Better Way To Determine Pixel's Hue Range

Hi!

I’m working on an application that assigns color names based on the hue of a pixel in an image. The method I am currently using is inelegant:

  1. Create a String array that holds the names of colors that I want to use.
  2. Get the hue at pixels[loc].
  3. Use a billion “if” statements to check which range the pixel’s hue falls into.
  4. Print the color name (to console, for now).

Here is an example of the code:

if ( 0.0 <= hue && hue < 30.0) {println(colorNameArray[0]);} // Red
else if ( 30.0 <= hue && hue < 60.0) {println(colorNameArray[1]);} // Orange
else if ( 60.0 <= hue && hue < 90.0) {println(colorNameArray[2]);} // Yellow

Is there a neater way to do this? Thank you!

1 Like

Maybe. Is each section 30 hue-units big? If so, just divide:

println(colorNameArray[int(hue/30)]);

If they’re not all 30, then you’ll have to put their amounts into an array. Then you can loop over it:

int[] bounds = {0, 30, 40, 50, 90, 120};

for( int i = 0; i < bounds.length-1; i++){
  if( bounds[i] <= hue && hue < bounds[i+1]){
    println(colorNameArray[i]);
  }
}
2 Likes

Perfect, exactly what I was looking for.

Thank you very much!

You might also be interested in

Java also has built-in names for a small palette of colors:

https://docs.oracle.com/javase/8/docs/api/java/awt/Color.html

so you could iterate over those and compare if you didn’t want to provide your own.

https://www.quora.com/Java-How-to-get-the-name-of-colors-in-Java-from-Hex-or-RGB-values

2 Likes

These were great reads, I learned something new and feel closer to solving my problem.

Thank you very much for your reply and your time!

◆ **Dataset entries**

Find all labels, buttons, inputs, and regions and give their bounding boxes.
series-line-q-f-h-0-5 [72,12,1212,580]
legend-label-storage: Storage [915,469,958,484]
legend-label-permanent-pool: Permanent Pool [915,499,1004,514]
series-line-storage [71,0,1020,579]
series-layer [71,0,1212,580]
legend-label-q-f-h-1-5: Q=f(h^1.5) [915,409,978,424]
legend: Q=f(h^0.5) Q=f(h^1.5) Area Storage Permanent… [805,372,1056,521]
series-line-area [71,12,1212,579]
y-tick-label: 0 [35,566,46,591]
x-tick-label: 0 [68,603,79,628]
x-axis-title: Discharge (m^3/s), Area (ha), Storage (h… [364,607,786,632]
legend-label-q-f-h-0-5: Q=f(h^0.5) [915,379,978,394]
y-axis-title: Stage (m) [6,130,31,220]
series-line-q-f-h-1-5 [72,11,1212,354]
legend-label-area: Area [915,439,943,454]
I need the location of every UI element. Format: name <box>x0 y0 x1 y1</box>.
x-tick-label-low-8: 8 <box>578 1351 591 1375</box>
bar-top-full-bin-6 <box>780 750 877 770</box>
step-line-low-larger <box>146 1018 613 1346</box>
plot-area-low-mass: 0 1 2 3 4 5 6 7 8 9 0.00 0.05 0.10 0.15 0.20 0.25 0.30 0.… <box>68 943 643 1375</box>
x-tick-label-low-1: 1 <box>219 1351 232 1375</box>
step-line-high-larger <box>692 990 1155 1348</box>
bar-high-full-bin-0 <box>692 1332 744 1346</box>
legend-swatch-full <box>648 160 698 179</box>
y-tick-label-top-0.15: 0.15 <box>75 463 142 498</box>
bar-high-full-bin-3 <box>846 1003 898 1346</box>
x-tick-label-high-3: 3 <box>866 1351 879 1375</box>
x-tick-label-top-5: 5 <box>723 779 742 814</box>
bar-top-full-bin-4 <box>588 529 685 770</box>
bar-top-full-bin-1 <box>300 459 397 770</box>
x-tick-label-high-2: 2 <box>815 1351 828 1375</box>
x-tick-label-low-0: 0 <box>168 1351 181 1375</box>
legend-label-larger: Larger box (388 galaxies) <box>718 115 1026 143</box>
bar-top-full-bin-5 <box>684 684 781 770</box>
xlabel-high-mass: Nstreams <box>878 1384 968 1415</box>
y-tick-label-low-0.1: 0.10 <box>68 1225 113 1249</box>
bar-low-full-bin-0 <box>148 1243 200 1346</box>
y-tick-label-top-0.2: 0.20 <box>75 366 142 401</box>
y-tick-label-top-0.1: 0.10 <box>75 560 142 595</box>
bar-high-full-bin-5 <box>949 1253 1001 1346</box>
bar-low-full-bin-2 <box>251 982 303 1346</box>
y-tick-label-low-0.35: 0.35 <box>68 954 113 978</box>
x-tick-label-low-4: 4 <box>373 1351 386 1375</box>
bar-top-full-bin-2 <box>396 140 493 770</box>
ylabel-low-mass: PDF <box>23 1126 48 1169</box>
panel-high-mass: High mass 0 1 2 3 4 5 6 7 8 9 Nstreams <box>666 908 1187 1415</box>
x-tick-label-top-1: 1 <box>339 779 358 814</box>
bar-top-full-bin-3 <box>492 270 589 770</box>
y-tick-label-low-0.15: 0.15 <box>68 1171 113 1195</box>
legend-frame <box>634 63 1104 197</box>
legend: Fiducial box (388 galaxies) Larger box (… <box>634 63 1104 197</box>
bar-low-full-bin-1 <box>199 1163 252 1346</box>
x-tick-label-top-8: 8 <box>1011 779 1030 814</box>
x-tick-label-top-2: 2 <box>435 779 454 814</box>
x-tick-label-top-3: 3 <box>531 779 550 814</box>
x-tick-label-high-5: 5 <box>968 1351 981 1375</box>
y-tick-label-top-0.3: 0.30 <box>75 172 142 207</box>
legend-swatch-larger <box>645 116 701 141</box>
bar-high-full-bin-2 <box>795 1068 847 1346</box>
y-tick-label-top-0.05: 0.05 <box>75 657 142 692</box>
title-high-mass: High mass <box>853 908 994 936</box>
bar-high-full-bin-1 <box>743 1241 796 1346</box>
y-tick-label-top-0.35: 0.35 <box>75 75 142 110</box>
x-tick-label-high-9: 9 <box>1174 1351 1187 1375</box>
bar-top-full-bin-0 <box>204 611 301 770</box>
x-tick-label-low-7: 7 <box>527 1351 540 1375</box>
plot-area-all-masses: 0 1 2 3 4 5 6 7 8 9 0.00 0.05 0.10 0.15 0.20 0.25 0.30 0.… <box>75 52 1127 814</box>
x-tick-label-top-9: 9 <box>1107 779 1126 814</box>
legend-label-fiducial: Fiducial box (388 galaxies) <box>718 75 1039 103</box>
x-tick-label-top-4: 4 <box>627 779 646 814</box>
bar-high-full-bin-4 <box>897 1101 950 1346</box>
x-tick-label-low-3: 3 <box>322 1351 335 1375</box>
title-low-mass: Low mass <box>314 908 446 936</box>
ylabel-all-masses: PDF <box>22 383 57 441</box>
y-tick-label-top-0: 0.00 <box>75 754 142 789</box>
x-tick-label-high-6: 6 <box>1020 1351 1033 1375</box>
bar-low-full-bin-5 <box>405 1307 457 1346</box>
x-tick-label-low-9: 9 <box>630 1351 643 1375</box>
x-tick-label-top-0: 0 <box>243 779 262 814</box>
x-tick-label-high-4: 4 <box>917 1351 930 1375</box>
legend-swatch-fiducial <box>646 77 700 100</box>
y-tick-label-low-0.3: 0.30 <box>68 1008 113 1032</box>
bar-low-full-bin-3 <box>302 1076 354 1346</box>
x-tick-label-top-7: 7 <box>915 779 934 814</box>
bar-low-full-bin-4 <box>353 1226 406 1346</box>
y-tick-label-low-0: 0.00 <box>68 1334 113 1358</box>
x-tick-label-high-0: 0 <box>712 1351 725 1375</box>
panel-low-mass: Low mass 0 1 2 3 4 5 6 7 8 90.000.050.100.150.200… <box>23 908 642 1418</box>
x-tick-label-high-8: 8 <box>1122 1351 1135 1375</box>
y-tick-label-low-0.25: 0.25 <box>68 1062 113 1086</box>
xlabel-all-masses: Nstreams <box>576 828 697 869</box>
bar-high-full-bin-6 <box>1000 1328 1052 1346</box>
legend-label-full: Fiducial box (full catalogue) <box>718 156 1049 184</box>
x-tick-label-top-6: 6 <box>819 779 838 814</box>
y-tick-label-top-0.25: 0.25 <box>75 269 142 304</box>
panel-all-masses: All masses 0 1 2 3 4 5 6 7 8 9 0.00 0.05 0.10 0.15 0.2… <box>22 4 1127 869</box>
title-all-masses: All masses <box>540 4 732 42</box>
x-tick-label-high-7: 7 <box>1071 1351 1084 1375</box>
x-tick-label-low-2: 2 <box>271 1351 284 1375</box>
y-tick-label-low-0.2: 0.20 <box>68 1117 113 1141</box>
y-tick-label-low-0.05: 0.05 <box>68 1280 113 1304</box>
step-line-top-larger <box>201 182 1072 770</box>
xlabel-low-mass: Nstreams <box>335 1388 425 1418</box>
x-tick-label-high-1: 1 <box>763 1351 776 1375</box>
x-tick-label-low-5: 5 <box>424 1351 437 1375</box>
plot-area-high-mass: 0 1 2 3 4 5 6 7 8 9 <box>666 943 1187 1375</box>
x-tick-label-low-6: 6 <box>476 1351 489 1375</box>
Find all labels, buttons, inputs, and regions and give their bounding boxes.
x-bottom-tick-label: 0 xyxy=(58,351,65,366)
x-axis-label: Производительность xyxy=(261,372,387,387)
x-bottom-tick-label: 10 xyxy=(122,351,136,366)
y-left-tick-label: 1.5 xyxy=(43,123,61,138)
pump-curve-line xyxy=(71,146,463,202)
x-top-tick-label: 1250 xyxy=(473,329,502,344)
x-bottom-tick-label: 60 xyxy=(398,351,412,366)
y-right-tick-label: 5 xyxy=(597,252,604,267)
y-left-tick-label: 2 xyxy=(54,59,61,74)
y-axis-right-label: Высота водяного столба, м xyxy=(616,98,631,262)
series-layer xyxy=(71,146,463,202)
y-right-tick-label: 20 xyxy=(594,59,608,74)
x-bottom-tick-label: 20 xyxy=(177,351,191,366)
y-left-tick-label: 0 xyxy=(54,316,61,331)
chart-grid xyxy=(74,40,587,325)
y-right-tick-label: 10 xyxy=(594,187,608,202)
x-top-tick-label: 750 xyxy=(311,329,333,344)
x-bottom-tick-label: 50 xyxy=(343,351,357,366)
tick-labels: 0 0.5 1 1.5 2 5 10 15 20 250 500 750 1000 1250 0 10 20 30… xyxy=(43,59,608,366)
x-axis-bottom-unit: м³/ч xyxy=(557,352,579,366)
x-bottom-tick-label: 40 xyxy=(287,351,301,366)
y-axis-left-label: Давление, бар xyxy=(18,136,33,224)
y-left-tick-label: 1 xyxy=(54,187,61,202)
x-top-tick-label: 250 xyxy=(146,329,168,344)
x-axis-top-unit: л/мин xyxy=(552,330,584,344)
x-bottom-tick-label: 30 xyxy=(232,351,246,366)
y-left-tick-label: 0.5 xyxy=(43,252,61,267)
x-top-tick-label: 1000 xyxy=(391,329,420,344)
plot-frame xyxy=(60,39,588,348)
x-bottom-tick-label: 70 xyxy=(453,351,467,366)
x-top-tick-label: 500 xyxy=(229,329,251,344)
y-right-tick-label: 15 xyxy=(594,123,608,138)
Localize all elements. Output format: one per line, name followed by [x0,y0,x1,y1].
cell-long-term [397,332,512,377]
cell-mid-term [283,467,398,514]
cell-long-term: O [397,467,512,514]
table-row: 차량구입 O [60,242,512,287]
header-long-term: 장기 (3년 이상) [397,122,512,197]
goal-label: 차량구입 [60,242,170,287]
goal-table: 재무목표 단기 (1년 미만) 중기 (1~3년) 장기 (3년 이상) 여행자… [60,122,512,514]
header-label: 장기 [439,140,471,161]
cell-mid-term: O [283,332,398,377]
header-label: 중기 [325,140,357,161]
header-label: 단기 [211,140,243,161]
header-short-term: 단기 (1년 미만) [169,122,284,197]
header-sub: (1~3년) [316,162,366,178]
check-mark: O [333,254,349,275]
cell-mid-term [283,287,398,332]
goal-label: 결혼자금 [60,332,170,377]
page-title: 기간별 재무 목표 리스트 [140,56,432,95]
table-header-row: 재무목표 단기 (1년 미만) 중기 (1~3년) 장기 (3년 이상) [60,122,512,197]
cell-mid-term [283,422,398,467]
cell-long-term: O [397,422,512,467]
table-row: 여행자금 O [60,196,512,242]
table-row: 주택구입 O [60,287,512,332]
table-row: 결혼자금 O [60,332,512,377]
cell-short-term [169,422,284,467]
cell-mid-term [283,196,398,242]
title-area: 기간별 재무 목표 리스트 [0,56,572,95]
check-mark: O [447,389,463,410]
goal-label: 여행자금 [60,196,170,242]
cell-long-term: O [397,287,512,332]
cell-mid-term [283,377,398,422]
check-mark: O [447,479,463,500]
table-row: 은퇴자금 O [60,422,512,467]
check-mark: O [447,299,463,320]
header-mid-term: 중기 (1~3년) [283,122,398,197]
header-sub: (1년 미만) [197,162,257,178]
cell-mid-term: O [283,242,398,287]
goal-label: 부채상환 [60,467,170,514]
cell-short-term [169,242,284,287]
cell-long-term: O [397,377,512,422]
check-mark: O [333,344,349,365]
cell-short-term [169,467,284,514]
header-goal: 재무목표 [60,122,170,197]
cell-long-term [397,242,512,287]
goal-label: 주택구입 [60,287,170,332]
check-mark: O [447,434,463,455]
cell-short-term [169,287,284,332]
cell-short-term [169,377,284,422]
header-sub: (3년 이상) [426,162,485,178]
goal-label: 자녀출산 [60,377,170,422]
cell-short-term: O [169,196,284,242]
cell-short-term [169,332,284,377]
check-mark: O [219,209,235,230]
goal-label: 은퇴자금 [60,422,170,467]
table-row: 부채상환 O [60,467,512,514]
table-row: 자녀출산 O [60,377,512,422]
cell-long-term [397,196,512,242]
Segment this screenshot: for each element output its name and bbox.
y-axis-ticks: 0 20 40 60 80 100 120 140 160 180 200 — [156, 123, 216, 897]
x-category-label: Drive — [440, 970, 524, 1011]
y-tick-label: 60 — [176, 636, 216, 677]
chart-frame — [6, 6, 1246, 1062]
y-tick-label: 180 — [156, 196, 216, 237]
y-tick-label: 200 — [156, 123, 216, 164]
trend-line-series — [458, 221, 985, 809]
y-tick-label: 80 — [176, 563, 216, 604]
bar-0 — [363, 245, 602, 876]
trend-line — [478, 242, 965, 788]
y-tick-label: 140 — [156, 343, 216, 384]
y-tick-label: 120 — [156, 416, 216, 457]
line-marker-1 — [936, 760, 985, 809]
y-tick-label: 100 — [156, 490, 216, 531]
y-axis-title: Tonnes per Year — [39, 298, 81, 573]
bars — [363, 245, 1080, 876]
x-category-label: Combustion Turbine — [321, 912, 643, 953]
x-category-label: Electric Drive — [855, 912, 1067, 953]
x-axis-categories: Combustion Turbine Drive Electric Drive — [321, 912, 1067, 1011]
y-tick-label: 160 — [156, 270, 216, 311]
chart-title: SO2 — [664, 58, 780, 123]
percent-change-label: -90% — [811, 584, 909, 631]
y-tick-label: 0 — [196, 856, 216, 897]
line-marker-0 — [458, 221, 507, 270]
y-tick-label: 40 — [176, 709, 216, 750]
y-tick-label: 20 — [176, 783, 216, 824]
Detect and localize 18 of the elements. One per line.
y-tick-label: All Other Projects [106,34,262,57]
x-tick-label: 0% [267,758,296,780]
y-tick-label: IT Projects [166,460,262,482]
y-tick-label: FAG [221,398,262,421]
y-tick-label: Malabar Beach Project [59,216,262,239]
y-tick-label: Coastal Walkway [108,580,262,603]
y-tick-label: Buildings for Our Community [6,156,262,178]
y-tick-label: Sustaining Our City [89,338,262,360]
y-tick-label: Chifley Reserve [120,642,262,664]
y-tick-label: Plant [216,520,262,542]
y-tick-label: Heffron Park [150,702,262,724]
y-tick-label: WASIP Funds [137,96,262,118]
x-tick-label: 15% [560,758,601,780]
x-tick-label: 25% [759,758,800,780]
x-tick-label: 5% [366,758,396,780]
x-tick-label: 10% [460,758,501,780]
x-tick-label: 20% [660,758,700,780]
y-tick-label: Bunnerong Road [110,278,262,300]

◆ **Tasks for this exercise**
• A. Please list every color name that appears in the comments of the first code sample in the forum thread on hue ranges.
• B. Rewrite the part of the forum thread on hue ranges that begins at "https://docs.oracle.com/javase/8/docs/api/java/awt/Color.html" and stops after "solving my problem.", renaming "reads" as "articles".
The material isn't needed here.

◆ **Responses**
• A. Red, Orange, Yellow

• B.
https://docs.oracle.com/javase/8/docs/api/java/awt/Color.html

so you could iterate over those and compare if you didn’t want to provide your own.

https://www.quora.com/Java-How-to-get-the-name-of-colors-in-Java-from-Hex-or-RGB-values

2 Likes

These were great articles, I learned something new and feel closer to solving my problem.